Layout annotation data
____________
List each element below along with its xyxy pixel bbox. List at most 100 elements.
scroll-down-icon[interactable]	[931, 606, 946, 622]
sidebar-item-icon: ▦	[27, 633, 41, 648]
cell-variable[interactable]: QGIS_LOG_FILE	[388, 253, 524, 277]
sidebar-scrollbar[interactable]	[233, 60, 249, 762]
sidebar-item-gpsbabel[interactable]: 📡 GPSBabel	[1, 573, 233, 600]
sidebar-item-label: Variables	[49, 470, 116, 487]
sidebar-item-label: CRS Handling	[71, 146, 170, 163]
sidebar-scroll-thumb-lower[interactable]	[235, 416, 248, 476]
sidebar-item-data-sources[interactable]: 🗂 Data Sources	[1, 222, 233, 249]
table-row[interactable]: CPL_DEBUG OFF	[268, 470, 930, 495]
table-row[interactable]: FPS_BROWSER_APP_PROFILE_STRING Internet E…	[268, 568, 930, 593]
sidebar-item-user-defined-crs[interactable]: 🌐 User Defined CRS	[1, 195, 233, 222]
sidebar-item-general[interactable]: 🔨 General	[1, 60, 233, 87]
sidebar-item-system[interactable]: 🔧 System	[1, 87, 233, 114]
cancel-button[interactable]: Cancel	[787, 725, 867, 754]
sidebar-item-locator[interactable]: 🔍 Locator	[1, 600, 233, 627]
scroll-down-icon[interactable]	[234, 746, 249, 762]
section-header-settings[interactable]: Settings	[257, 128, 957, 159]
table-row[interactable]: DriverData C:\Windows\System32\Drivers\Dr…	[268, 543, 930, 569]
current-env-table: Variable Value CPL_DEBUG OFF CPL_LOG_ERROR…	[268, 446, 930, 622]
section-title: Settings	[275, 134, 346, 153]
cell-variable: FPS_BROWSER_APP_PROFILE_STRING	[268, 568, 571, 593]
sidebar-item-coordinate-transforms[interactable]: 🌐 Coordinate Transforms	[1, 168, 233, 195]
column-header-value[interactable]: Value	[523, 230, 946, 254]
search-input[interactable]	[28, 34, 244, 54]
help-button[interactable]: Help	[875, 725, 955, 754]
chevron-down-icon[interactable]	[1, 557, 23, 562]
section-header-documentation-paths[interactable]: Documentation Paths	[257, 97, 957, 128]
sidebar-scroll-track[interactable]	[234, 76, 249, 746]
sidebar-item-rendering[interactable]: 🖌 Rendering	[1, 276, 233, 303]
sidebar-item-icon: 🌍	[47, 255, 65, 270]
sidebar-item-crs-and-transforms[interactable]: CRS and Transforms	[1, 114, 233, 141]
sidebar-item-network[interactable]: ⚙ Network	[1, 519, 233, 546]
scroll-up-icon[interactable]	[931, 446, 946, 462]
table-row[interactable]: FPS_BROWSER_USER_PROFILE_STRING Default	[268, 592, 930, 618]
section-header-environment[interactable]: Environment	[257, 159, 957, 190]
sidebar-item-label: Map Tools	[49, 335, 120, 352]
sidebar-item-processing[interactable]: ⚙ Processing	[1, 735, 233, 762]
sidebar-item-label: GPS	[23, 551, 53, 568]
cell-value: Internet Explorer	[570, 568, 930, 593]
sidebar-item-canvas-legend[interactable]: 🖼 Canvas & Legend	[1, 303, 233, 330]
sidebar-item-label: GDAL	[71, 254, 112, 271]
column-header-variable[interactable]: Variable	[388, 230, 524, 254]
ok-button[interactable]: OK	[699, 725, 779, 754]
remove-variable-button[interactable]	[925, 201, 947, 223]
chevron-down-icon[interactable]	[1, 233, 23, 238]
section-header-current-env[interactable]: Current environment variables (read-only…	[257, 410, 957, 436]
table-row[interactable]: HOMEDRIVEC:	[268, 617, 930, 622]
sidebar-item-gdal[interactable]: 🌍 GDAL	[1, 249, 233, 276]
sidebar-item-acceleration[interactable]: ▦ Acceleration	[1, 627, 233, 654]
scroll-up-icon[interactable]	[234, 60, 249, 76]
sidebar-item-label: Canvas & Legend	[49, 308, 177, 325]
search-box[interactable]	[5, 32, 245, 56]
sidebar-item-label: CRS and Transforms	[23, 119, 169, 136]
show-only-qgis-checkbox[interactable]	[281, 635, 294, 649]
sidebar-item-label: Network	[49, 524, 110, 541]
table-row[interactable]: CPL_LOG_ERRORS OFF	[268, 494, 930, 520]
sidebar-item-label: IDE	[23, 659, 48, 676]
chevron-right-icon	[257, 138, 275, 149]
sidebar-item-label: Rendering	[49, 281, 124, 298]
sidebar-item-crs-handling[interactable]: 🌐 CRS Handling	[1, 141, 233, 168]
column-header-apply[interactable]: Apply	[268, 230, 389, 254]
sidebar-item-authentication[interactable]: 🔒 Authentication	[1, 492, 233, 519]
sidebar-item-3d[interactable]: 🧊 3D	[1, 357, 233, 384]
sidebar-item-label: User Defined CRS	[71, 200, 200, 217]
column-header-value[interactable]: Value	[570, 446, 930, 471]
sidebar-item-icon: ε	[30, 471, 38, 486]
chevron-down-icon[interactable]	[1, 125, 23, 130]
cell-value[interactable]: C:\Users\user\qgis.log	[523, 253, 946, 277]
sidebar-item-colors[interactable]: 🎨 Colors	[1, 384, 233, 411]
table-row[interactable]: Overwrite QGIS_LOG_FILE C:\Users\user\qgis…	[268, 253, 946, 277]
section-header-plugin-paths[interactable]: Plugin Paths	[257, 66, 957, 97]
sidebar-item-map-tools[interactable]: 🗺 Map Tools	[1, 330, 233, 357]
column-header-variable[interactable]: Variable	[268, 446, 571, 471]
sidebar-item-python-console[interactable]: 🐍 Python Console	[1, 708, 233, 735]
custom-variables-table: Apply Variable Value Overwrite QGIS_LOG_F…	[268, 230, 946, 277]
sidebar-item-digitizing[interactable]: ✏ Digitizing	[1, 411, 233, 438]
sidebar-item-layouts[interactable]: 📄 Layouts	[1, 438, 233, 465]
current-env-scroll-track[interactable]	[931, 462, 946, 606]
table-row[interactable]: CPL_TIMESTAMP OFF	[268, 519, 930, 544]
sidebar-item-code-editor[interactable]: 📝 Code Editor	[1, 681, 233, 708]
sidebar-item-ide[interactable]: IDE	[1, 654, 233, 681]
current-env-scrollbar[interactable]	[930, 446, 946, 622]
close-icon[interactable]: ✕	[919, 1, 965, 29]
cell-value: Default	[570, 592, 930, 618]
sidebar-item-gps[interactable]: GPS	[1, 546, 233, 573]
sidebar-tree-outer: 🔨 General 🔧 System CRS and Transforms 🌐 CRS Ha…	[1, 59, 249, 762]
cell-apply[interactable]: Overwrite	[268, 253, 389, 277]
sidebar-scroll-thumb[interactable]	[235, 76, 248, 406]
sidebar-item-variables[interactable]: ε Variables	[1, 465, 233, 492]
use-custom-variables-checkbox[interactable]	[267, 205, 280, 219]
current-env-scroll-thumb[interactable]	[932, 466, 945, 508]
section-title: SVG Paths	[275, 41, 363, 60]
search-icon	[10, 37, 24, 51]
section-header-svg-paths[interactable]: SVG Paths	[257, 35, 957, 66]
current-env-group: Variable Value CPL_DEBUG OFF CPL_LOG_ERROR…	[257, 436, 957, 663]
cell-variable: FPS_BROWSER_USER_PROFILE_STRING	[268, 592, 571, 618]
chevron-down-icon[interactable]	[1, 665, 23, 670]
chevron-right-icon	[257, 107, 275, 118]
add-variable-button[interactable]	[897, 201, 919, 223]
____________
Exercise details
Recast every line of the material above as a Markdown table with the columns Row and Line, numbering each row and leaving out blank lines.

Exercise output
| Row | Line |
|---|---|
| 1 | List each element below along with its xyxy pixel bbox. List at most 100 elements. |
| 2 | scroll-down-icon[interactable]	[931, 606, 946, 622] |
| 3 | sidebar-item-icon: ▦	[27, 633, 41, 648] |
| 4 | cell-variable[interactable]: QGIS_LOG_FILE	[388, 253, 524, 277] |
| 5 | sidebar-scrollbar[interactable]	[233, 60, 249, 762] |
| 6 | sidebar-item-gpsbabel[interactable]: 📡 GPSBabel	[1, 573, 233, 600] |
| 7 | sidebar-item-label: Variables	[49, 470, 116, 487] |
| 8 | sidebar-item-label: CRS Handling	[71, 146, 170, 163] |
| 9 | sidebar-scroll-thumb-lower[interactable]	[235, 416, 248, 476] |
| 10 | sidebar-item-data-sources[interactable]: 🗂 Data Sources	[1, 222, 233, 249] |
| 11 | table-row[interactable]: CPL_DEBUG OFF	[268, 470, 930, 495] |
| 12 | table-row[interactable]: FPS_BROWSER_APP_PROFILE_STRING Internet E…	[268, 568, 930, 593] |
| 13 | sidebar-item-user-defined-crs[interactable]: 🌐 User Defined CRS	[1, 195, 233, 222] |
| 14 | sidebar-item-general[interactable]: 🔨 General	[1, 60, 233, 87] |
| 15 | sidebar-item-system[interactable]: 🔧 System	[1, 87, 233, 114] |
| 16 | cancel-button[interactable]: Cancel	[787, 725, 867, 754] |
| 17 | sidebar-item-locator[interactable]: 🔍 Locator	[1, 600, 233, 627] |
| 18 | scroll-down-icon[interactable]	[234, 746, 249, 762] |
| 19 | section-header-settings[interactable]: Settings	[257, 128, 957, 159] |
| 20 | table-row[interactable]: DriverData C:\Windows\System32\Drivers\Dr…	[268, 543, 930, 569] |
| 21 | current-env-table: Variable Value CPL_DEBUG OFF CPL_LOG_ERROR…	[268, 446, 930, 622] |
| 22 | section-title: Settings	[275, 134, 346, 153] |
| 23 | cell-variable: FPS_BROWSER_APP_PROFILE_STRING	[268, 568, 571, 593] |
| 24 | sidebar-item-coordinate-transforms[interactable]: 🌐 Coordinate Transforms	[1, 168, 233, 195] |
| 25 | column-header-value[interactable]: Value	[523, 230, 946, 254] |
| 26 | search-input[interactable]	[28, 34, 244, 54] |
| 27 | help-button[interactable]: Help	[875, 725, 955, 754] |
| 28 | chevron-down-icon[interactable]	[1, 557, 23, 562] |
| 29 | section-header-documentation-paths[interactable]: Documentation Paths	[257, 97, 957, 128] |
| 30 | sidebar-scroll-track[interactable]	[234, 76, 249, 746] |
| 31 | sidebar-item-rendering[interactable]: 🖌 Rendering	[1, 276, 233, 303] |
| 32 | sidebar-item-icon: 🌍	[47, 255, 65, 270] |
| 33 | sidebar-item-crs-and-transforms[interactable]: CRS and Transforms	[1, 114, 233, 141] |
| 34 | sidebar-item-network[interactable]: ⚙ Network	[1, 519, 233, 546] |
| 35 | scroll-up-icon[interactable]	[931, 446, 946, 462] |
| 36 | table-row[interactable]: FPS_BROWSER_USER_PROFILE_STRING Default	[268, 592, 930, 618] |
| 37 | section-header-environment[interactable]: Environment	[257, 159, 957, 190] |
| 38 | sidebar-item-label: Map Tools	[49, 335, 120, 352] |
| 39 | sidebar-item-processing[interactable]: ⚙ Processing	[1, 735, 233, 762] |
| 40 | sidebar-item-label: GPS	[23, 551, 53, 568] |
| 41 | cell-value: Internet Explorer	[570, 568, 930, 593] |
| 42 | sidebar-item-canvas-legend[interactable]: 🖼 Canvas & Legend	[1, 303, 233, 330] |
| 43 | sidebar-item-label: GDAL	[71, 254, 112, 271] |
| 44 | column-header-variable[interactable]: Variable	[388, 230, 524, 254] |
| 45 | ok-button[interactable]: OK	[699, 725, 779, 754] |
| 46 | remove-variable-button[interactable]	[925, 201, 947, 223] |
| 47 | chevron-down-icon[interactable]	[1, 233, 23, 238] |
| 48 | section-header-current-env[interactable]: Current environment variables (read-only…	[257, 410, 957, 436] |
| 49 | table-row[interactable]: HOMEDRIVEC:	[268, 617, 930, 622] |
| 50 | sidebar-item-gdal[interactable]: 🌍 GDAL	[1, 249, 233, 276] |
| 51 | sidebar-item-acceleration[interactable]: ▦ Acceleration	[1, 627, 233, 654] |
| 52 | scroll-up-icon[interactable]	[234, 60, 249, 76] |
| 53 | sidebar-item-label: Canvas & Legend	[49, 308, 177, 325] |
| 54 | search-box[interactable]	[5, 32, 245, 56] |
| 55 | sidebar-item-label: CRS and Transforms	[23, 119, 169, 136] |
| 56 | show-only-qgis-checkbox[interactable]	[281, 635, 294, 649] |
| 57 | sidebar-item-label: Network	[49, 524, 110, 541] |
| 58 | table-row[interactable]: CPL_LOG_ERRORS OFF	[268, 494, 930, 520] |
| 59 | sidebar-item-label: IDE	[23, 659, 48, 676] |
| 60 | chevron-right-icon	[257, 138, 275, 149] |
| 61 | sidebar-item-label: Rendering	[49, 281, 124, 298] |
| 62 | sidebar-item-crs-handling[interactable]: 🌐 CRS Handling	[1, 141, 233, 168] |
| 63 | column-header-apply[interactable]: Apply	[268, 230, 389, 254] |
| 64 | sidebar-item-authentication[interactable]: 🔒 Authentication	[1, 492, 233, 519] |
| 65 | sidebar-item-3d[interactable]: 🧊 3D	[1, 357, 233, 384] |
| 66 | sidebar-item-label: User Defined CRS	[71, 200, 200, 217] |
| 67 | column-header-value[interactable]: Value	[570, 446, 930, 471] |
| 68 | sidebar-item-icon: ε	[30, 471, 38, 486] |
| 69 | chevron-down-icon[interactable]	[1, 125, 23, 130] |
| 70 | cell-value[interactable]: C:\Users\user\qgis.log	[523, 253, 946, 277] |
| 71 | sidebar-item-colors[interactable]: 🎨 Colors	[1, 384, 233, 411] |
| 72 | table-row[interactable]: Overwrite QGIS_LOG_FILE C:\Users\user\qgis…	[268, 253, 946, 277] |
| 73 | section-header-plugin-paths[interactable]: Plugin Paths	[257, 66, 957, 97] |
| 74 | sidebar-item-map-tools[interactable]: 🗺 Map Tools	[1, 330, 233, 357] |
| 75 | column-header-variable[interactable]: Variable	[268, 446, 571, 471] |
| 76 | sidebar-item-python-console[interactable]: 🐍 Python Console	[1, 708, 233, 735] |
| 77 | custom-variables-table: Apply Variable Value Overwrite QGIS_LOG_F…	[268, 230, 946, 277] |
| 78 | sidebar-item-digitizing[interactable]: ✏ Digitizing	[1, 411, 233, 438] |
| 79 | sidebar-item-layouts[interactable]: 📄 Layouts	[1, 438, 233, 465] |
| 80 | current-env-scroll-track[interactable]	[931, 462, 946, 606] |
| 81 | table-row[interactable]: CPL_TIMESTAMP OFF	[268, 519, 930, 544] |
| 82 | sidebar-item-code-editor[interactable]: 📝 Code Editor	[1, 681, 233, 708] |
| 83 | sidebar-item-ide[interactable]: IDE	[1, 654, 233, 681] |
| 84 | current-env-scrollbar[interactable]	[930, 446, 946, 622] |
| 85 | close-icon[interactable]: ✕	[919, 1, 965, 29] |
| 86 | cell-value: Default	[570, 592, 930, 618] |
| 87 | sidebar-item-gps[interactable]: GPS	[1, 546, 233, 573] |
| 88 | sidebar-tree-outer: 🔨 General 🔧 System CRS and Transforms 🌐 CRS Ha…	[1, 59, 249, 762] |
| 89 | cell-apply[interactable]: Overwrite	[268, 253, 389, 277] |
| 90 | sidebar-scroll-thumb[interactable]	[235, 76, 248, 406] |
| 91 | sidebar-item-variables[interactable]: ε Variables	[1, 465, 233, 492] |
| 92 | use-custom-variables-checkbox[interactable]	[267, 205, 280, 219] |
| 93 | current-env-scroll-thumb[interactable]	[932, 466, 945, 508] |
| 94 | section-title: SVG Paths	[275, 41, 363, 60] |
| 95 | search-icon	[10, 37, 24, 51] |
| 96 | section-header-svg-paths[interactable]: SVG Paths	[257, 35, 957, 66] |
| 97 | current-env-group: Variable Value CPL_DEBUG OFF CPL_LOG_ERROR…	[257, 436, 957, 663] |
| 98 | cell-variable: FPS_BROWSER_USER_PROFILE_STRING	[268, 592, 571, 618] |
| 99 | chevron-down-icon[interactable]	[1, 665, 23, 670] |
| 100 | chevron-right-icon	[257, 107, 275, 118] |
| 101 | add-variable-button[interactable]	[897, 201, 919, 223] |